## Information supplied
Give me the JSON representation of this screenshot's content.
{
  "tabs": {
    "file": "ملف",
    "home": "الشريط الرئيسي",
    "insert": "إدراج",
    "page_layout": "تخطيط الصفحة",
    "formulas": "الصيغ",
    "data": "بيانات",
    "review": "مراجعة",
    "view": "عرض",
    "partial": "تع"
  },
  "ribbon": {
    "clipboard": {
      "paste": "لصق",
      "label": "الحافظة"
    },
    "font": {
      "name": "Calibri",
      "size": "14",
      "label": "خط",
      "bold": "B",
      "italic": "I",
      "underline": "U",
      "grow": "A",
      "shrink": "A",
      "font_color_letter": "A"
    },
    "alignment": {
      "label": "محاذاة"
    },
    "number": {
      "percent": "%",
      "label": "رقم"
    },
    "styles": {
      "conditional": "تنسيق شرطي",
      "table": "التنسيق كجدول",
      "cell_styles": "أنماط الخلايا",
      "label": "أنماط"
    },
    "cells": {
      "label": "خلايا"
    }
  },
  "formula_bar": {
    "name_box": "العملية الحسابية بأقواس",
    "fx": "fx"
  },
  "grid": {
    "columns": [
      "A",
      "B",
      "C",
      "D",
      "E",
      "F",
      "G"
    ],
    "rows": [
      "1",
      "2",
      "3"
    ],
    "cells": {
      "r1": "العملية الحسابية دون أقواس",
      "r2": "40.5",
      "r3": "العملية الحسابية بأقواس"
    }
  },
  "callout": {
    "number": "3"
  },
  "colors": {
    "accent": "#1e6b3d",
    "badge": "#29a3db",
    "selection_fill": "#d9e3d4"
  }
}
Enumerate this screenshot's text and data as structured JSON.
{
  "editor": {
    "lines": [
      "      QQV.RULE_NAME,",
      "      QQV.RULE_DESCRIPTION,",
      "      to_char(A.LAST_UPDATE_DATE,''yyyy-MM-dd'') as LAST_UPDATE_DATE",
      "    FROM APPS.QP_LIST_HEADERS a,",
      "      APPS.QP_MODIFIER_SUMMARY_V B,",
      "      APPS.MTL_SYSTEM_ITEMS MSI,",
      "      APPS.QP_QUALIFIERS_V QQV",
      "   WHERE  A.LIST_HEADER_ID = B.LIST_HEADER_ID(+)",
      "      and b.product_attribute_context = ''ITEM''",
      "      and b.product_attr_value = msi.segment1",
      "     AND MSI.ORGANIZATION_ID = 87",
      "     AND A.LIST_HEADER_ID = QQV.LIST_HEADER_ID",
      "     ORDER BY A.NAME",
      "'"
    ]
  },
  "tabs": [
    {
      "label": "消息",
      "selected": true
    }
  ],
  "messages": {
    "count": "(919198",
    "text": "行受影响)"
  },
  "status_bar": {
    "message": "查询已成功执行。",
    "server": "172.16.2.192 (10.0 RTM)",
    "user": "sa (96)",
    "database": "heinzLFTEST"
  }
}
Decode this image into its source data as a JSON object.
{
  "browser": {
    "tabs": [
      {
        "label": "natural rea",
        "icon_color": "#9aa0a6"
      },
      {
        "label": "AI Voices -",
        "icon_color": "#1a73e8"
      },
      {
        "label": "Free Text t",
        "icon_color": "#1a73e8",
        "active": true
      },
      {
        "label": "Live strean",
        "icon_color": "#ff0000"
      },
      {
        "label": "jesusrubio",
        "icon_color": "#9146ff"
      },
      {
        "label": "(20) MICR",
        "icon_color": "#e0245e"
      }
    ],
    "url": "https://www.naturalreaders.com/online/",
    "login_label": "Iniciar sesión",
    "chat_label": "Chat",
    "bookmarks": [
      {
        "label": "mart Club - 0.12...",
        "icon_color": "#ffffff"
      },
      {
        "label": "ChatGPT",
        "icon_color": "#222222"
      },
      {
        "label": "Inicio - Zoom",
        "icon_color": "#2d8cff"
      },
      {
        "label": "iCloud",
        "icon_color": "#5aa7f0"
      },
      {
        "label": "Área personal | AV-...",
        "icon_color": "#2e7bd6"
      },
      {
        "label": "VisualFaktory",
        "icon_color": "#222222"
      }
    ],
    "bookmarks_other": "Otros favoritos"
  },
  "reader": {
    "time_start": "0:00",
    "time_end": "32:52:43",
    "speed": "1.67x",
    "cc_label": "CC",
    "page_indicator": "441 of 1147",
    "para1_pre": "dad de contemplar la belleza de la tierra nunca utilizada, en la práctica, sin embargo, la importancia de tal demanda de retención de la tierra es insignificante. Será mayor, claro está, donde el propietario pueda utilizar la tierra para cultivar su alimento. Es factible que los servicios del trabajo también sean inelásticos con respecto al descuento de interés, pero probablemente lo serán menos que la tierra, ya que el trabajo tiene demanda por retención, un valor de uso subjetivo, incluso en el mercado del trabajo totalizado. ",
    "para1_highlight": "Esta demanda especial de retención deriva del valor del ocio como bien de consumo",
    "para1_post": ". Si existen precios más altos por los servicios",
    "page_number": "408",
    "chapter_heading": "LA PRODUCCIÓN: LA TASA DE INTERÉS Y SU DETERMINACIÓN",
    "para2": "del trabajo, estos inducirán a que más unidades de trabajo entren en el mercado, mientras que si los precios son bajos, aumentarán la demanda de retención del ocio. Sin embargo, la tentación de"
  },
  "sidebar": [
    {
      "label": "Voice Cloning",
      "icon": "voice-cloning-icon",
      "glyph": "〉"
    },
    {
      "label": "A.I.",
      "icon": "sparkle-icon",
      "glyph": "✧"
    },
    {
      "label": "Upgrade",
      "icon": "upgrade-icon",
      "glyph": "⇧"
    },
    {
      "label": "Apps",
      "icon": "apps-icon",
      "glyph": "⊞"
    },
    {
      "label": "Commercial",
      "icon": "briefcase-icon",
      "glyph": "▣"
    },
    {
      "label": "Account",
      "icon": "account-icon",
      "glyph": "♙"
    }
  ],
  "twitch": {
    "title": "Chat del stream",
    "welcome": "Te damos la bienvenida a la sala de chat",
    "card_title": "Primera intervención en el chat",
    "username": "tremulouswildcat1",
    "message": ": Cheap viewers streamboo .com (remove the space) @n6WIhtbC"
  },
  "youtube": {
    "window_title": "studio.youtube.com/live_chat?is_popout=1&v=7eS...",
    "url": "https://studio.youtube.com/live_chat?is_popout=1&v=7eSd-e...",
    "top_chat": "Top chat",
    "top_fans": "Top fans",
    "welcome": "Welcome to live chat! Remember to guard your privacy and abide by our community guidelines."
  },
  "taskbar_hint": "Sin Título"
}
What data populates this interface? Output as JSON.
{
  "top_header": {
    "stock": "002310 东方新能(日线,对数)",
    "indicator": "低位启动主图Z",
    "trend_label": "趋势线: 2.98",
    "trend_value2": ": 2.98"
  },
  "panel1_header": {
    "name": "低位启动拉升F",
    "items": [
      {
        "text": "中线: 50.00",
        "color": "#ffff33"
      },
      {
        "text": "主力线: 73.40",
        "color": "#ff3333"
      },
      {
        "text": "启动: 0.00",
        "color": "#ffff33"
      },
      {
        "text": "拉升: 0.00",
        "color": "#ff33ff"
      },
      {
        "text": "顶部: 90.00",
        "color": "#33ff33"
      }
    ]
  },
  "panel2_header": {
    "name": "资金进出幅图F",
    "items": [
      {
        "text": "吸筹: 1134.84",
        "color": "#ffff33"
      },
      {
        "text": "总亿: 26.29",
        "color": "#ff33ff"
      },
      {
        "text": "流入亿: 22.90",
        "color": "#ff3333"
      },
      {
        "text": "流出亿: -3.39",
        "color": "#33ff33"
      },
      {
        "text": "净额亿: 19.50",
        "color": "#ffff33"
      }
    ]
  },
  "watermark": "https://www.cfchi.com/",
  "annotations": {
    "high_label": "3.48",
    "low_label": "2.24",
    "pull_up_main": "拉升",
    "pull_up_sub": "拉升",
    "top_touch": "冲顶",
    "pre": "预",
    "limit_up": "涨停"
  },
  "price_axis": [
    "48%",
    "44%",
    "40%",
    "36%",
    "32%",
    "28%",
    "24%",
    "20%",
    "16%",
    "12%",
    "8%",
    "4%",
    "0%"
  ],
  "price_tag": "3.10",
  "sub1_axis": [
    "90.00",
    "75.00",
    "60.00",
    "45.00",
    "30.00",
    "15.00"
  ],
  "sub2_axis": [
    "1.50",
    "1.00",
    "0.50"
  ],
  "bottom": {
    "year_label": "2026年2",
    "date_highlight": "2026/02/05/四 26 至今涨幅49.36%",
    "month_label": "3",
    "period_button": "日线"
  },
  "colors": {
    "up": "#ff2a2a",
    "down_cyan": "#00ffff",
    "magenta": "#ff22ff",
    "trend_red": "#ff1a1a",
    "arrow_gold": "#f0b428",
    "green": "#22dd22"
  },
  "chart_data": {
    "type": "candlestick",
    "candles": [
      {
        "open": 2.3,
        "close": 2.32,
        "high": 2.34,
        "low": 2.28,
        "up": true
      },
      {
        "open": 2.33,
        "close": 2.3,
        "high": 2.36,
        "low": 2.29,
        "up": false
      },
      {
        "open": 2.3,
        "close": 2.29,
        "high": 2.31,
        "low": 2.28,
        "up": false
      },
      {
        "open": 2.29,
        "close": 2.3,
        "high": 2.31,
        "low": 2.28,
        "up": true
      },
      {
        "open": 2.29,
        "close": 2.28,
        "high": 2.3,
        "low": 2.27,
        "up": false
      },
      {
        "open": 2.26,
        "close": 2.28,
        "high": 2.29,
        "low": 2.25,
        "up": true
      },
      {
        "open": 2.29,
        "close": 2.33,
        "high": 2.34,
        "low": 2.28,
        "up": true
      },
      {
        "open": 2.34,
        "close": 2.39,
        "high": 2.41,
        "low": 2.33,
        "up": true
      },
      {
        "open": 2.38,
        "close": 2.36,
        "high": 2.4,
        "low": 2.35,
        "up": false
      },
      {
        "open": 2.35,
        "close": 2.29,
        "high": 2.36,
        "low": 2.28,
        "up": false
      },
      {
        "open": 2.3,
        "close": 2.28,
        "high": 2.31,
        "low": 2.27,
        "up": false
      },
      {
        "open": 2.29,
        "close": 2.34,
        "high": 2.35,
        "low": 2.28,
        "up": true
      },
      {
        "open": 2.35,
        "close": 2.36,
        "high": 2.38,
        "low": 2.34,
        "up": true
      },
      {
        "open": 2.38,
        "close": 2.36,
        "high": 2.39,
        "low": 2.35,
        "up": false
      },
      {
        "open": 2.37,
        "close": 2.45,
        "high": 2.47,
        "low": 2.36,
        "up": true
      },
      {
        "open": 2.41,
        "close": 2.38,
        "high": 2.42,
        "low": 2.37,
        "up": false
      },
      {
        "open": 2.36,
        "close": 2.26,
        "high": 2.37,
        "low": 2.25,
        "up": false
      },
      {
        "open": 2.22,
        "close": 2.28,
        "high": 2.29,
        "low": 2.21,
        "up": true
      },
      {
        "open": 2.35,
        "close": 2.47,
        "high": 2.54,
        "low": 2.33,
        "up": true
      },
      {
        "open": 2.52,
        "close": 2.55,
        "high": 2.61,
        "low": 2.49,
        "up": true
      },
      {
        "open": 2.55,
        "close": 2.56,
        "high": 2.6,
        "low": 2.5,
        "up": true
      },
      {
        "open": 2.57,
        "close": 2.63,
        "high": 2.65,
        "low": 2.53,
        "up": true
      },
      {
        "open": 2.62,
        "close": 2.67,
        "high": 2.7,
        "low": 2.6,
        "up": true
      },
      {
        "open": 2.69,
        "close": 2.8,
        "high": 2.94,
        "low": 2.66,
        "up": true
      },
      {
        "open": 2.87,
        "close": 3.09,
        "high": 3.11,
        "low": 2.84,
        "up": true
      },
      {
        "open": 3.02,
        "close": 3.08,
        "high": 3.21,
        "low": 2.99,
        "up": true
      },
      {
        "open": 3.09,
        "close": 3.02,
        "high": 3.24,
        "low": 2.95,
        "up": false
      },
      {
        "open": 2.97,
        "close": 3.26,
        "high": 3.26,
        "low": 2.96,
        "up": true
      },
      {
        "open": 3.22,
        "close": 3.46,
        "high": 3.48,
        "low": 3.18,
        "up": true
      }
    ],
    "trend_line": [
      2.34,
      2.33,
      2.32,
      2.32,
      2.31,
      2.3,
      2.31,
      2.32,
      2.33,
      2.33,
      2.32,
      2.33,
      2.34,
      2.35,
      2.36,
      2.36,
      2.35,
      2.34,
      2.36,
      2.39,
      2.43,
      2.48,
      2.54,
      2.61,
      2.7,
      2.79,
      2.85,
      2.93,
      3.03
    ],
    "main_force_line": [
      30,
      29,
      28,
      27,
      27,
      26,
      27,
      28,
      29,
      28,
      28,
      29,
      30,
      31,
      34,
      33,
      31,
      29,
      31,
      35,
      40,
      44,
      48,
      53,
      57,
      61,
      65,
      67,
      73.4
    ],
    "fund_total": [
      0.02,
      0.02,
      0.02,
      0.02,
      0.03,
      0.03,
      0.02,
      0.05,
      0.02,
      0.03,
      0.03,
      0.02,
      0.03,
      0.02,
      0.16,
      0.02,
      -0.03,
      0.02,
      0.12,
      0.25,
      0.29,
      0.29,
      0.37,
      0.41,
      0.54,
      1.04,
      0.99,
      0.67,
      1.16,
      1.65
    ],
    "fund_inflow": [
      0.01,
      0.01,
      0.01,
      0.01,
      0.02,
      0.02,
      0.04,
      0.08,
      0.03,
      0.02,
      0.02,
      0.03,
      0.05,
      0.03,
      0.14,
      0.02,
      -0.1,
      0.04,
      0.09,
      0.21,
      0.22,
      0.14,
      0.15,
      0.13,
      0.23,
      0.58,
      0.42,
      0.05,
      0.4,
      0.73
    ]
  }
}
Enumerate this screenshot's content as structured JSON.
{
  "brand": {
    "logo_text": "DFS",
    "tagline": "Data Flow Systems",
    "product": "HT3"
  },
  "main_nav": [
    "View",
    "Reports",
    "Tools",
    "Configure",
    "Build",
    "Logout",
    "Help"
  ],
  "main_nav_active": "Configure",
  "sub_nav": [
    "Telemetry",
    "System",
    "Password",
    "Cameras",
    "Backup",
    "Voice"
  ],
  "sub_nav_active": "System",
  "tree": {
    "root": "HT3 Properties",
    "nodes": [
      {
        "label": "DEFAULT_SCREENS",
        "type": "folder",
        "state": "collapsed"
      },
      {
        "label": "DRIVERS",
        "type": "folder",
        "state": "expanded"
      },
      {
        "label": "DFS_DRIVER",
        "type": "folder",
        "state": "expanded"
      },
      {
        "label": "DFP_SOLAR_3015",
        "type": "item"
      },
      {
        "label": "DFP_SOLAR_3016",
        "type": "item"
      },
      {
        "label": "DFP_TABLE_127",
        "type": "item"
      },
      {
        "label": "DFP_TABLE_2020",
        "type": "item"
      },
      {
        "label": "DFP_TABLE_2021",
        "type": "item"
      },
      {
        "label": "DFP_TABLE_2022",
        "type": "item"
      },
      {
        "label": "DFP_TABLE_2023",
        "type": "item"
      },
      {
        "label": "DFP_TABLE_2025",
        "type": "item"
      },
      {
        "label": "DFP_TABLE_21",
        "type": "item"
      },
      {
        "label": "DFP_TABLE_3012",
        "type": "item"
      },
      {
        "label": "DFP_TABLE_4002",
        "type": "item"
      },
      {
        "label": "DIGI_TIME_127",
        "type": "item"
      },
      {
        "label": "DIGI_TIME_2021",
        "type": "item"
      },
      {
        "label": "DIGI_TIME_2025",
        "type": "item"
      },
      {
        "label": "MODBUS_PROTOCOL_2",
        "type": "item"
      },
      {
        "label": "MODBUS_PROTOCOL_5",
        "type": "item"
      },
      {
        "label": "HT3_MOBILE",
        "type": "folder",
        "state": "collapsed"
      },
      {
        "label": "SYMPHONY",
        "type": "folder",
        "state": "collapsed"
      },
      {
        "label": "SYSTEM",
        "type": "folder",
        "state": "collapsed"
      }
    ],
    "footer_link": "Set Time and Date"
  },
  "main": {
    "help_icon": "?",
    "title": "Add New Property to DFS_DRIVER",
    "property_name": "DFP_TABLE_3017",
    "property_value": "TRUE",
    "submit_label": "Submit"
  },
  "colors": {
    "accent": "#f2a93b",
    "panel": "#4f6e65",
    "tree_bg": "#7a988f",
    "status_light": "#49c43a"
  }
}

## Exercise details
Check each line of the records for "this" and copy the ones that contain it.

## Exercise response
Give me the JSON representation of this screenshot's content.
Enumerate this screenshot's text and data as structured JSON.
Decode this image into its source data as a JSON object.
What data populates this interface? Output as JSON.
Enumerate this screenshot's content as structured JSON.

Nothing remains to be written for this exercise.